## Start DATASET ENTRIES

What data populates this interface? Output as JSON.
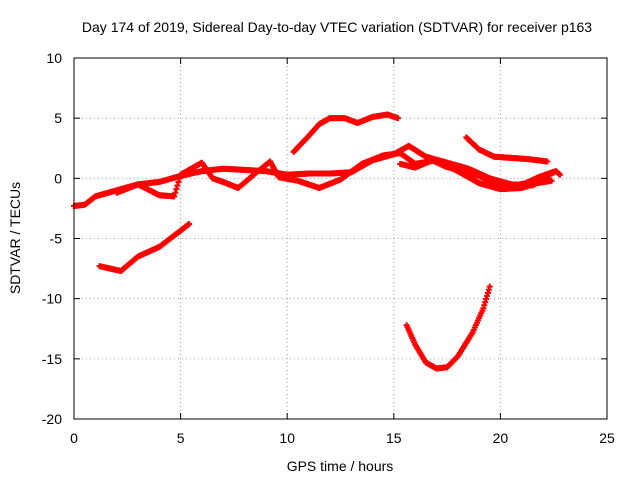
{
  "chart_data": {
    "type": "scatter",
    "title": "Day 174 of 2019, Sidereal Day-to-day VTEC variation (SDTVAR) for receiver p163",
    "xlabel": "GPS time / hours",
    "ylabel": "SDTVAR / TECUs",
    "xlim": [
      0,
      25
    ],
    "ylim": [
      -20,
      10
    ],
    "xticks": [
      0,
      5,
      10,
      15,
      20,
      25
    ],
    "yticks": [
      -20,
      -15,
      -10,
      -5,
      0,
      5,
      10
    ],
    "grid": true,
    "marker_color": "#ff0000",
    "series": [
      {
        "name": "s1",
        "points": [
          [
            0,
            -2.3
          ],
          [
            0.5,
            -2.2
          ],
          [
            1,
            -1.5
          ],
          [
            2,
            -1.0
          ],
          [
            3,
            -0.5
          ],
          [
            4,
            -0.3
          ],
          [
            5,
            0.2
          ],
          [
            6,
            0.6
          ],
          [
            7,
            0.8
          ],
          [
            8,
            0.7
          ],
          [
            9,
            0.6
          ],
          [
            10,
            0.3
          ],
          [
            11,
            0.4
          ],
          [
            12,
            0.4
          ],
          [
            13,
            0.5
          ],
          [
            14,
            1.5
          ],
          [
            15,
            2.0
          ],
          [
            15.7,
            2.7
          ],
          [
            16.5,
            1.8
          ],
          [
            17.5,
            1.3
          ],
          [
            18.5,
            0.8
          ],
          [
            19.5,
            0.0
          ],
          [
            20.5,
            -0.5
          ],
          [
            21.5,
            -0.6
          ],
          [
            22.5,
            0.5
          ]
        ]
      },
      {
        "name": "s2",
        "points": [
          [
            2,
            -1.2
          ],
          [
            3,
            -0.5
          ],
          [
            4,
            -1.4
          ],
          [
            4.7,
            -1.5
          ],
          [
            5,
            0.3
          ],
          [
            6,
            1.3
          ],
          [
            6.5,
            0.0
          ],
          [
            7,
            -0.3
          ],
          [
            7.7,
            -0.8
          ],
          [
            8.5,
            0.4
          ],
          [
            9.2,
            1.4
          ],
          [
            9.6,
            0.1
          ],
          [
            10.5,
            -0.2
          ],
          [
            11.5,
            -0.8
          ],
          [
            12.5,
            -0.1
          ],
          [
            13.5,
            1.2
          ],
          [
            14.5,
            1.9
          ],
          [
            15.3,
            2.1
          ],
          [
            16,
            1.2
          ],
          [
            17,
            1.5
          ],
          [
            18,
            0.6
          ],
          [
            19,
            -0.4
          ],
          [
            20,
            -0.9
          ],
          [
            21,
            -0.8
          ],
          [
            21.7,
            -0.4
          ],
          [
            22.4,
            -0.2
          ]
        ]
      },
      {
        "name": "s3",
        "points": [
          [
            1.2,
            -7.3
          ],
          [
            2.2,
            -7.7
          ],
          [
            3,
            -6.5
          ],
          [
            4,
            -5.7
          ],
          [
            5.4,
            -3.8
          ]
        ]
      },
      {
        "name": "s4",
        "points": [
          [
            10.3,
            2.2
          ],
          [
            11,
            3.5
          ],
          [
            11.5,
            4.5
          ],
          [
            12,
            5.0
          ],
          [
            12.7,
            5.0
          ],
          [
            13.3,
            4.6
          ],
          [
            14,
            5.1
          ],
          [
            14.7,
            5.3
          ],
          [
            15.2,
            5.0
          ]
        ]
      },
      {
        "name": "s5",
        "points": [
          [
            18.4,
            3.4
          ],
          [
            19,
            2.4
          ],
          [
            19.7,
            1.8
          ],
          [
            20.5,
            1.7
          ],
          [
            21.3,
            1.6
          ],
          [
            22.2,
            1.4
          ]
        ]
      },
      {
        "name": "s6",
        "points": [
          [
            15.6,
            -12.2
          ],
          [
            16,
            -13.8
          ],
          [
            16.5,
            -15.3
          ],
          [
            17,
            -15.8
          ],
          [
            17.5,
            -15.7
          ],
          [
            18,
            -14.8
          ],
          [
            18.7,
            -12.8
          ],
          [
            19.2,
            -10.8
          ],
          [
            19.5,
            -9.0
          ]
        ]
      },
      {
        "name": "s7",
        "points": [
          [
            15.3,
            1.2
          ],
          [
            16,
            0.9
          ],
          [
            16.8,
            1.5
          ],
          [
            17.4,
            1.0
          ],
          [
            18,
            0.7
          ],
          [
            19,
            0.2
          ],
          [
            19.8,
            -0.5
          ],
          [
            20.4,
            -0.7
          ],
          [
            21.2,
            -0.4
          ],
          [
            21.8,
            0.1
          ],
          [
            22.6,
            0.6
          ],
          [
            22.8,
            0.3
          ]
        ]
      }
    ]
  }
}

## End DATASET ENTRIES

EXERCISE GOAL —
Except for the pictures, copy every line of the records above exactly.

THE REPLY —
What data populates this interface? Output as JSON.
{
  "chart_data": {
    "type": "scatter",
    "title": "Day 174 of 2019, Sidereal Day-to-day VTEC variation (SDTVAR) for receiver p163",
    "xlabel": "GPS time / hours",
    "ylabel": "SDTVAR / TECUs",
    "xlim": [
      0,
      25
    ],
    "ylim": [
      -20,
      10
    ],
    "xticks": [
      0,
      5,
      10,
      15,
      20,
      25
    ],
    "yticks": [
      -20,
      -15,
      -10,
      -5,
      0,
      5,
      10
    ],
    "grid": true,
    "marker_color": "#ff0000",
    "series": [
      {
        "name": "s1",
        "points": [
          [
            0,
            -2.3
          ],
          [
            0.5,
            -2.2
          ],
          [
            1,
            -1.5
          ],
          [
            2,
            -1.0
          ],
          [
            3,
            -0.5
          ],
          [
            4,
            -0.3
          ],
          [
            5,
            0.2
          ],
          [
            6,
            0.6
          ],
          [
            7,
            0.8
          ],
          [
            8,
            0.7
          ],
          [
            9,
            0.6
          ],
          [
            10,
            0.3
          ],
          [
            11,
            0.4
          ],
          [
            12,
            0.4
          ],
          [
            13,
            0.5
          ],
          [
            14,
            1.5
          ],
          [
            15,
            2.0
          ],
          [
            15.7,
            2.7
          ],
          [
            16.5,
            1.8
          ],
          [
            17.5,
            1.3
          ],
          [
            18.5,
            0.8
          ],
          [
            19.5,
            0.0
          ],
          [
            20.5,
            -0.5
          ],
          [
            21.5,
            -0.6
          ],
          [
            22.5,
            0.5
          ]
        ]
      },
      {
        "name": "s2",
        "points": [
          [
            2,
            -1.2
          ],
          [
            3,
            -0.5
          ],
          [
            4,
            -1.4
          ],
          [
            4.7,
            -1.5
          ],
          [
            5,
            0.3
          ],
          [
            6,
            1.3
          ],
          [
            6.5,
            0.0
          ],
          [
            7,
            -0.3
          ],
          [
            7.7,
            -0.8
          ],
          [
            8.5,
            0.4
          ],
          [
            9.2,
            1.4
          ],
          [
            9.6,
            0.1
          ],
          [
            10.5,
            -0.2
          ],
          [
            11.5,
            -0.8
          ],
          [
            12.5,
            -0.1
          ],
          [
            13.5,
            1.2
          ],
          [
            14.5,
            1.9
          ],
          [
            15.3,
            2.1
          ],
          [
            16,
            1.2
          ],
          [
            17,
            1.5
          ],
          [
            18,
            0.6
          ],
          [
            19,
            -0.4
          ],
          [
            20,
            -0.9
          ],
          [
            21,
            -0.8
          ],
          [
            21.7,
            -0.4
          ],
          [
            22.4,
            -0.2
          ]
        ]
      },
      {
        "name": "s3",
        "points": [
          [
            1.2,
            -7.3
          ],
          [
            2.2,
            -7.7
          ],
          [
            3,
            -6.5
          ],
          [
            4,
            -5.7
          ],
          [
            5.4,
            -3.8
          ]
        ]
      },
      {
        "name": "s4",
        "points": [
          [
            10.3,
            2.2
          ],
          [
            11,
            3.5
          ],
          [
            11.5,
            4.5
          ],
          [
            12,
            5.0
          ],
          [
            12.7,
            5.0
          ],
          [
            13.3,
            4.6
          ],
          [
            14,
            5.1
          ],
          [
            14.7,
            5.3
          ],
          [
            15.2,
            5.0
          ]
        ]
      },
      {
        "name": "s5",
        "points": [
          [
            18.4,
            3.4
          ],
          [
            19,
            2.4
          ],
          [
            19.7,
            1.8
          ],
          [
            20.5,
            1.7
          ],
          [
            21.3,
            1.6
          ],
          [
            22.2,
            1.4
          ]
        ]
      },
      {
        "name": "s6",
        "points": [
          [
            15.6,
            -12.2
          ],
          [
            16,
            -13.8
          ],
          [
            16.5,
            -15.3
          ],
          [
            17,
            -15.8
          ],
          [
            17.5,
            -15.7
          ],
          [
            18,
            -14.8
          ],
          [
            18.7,
            -12.8
          ],
          [
            19.2,
            -10.8
          ],
          [
            19.5,
            -9.0
          ]
        ]
      },
      {
        "name": "s7",
        "points": [
          [
            15.3,
            1.2
          ],
          [
            16,
            0.9
          ],
          [
            16.8,
            1.5
          ],
          [
            17.4,
            1.0
          ],
          [
            18,
            0.7
          ],
          [
            19,
            0.2
          ],
          [
            19.8,
            -0.5
          ],
          [
            20.4,
            -0.7
          ],
          [
            21.2,
            -0.4
          ],
          [
            21.8,
            0.1
          ],
          [
            22.6,
            0.6
          ],
          [
            22.8,
            0.3
          ]
        ]
      }
    ]
  }
}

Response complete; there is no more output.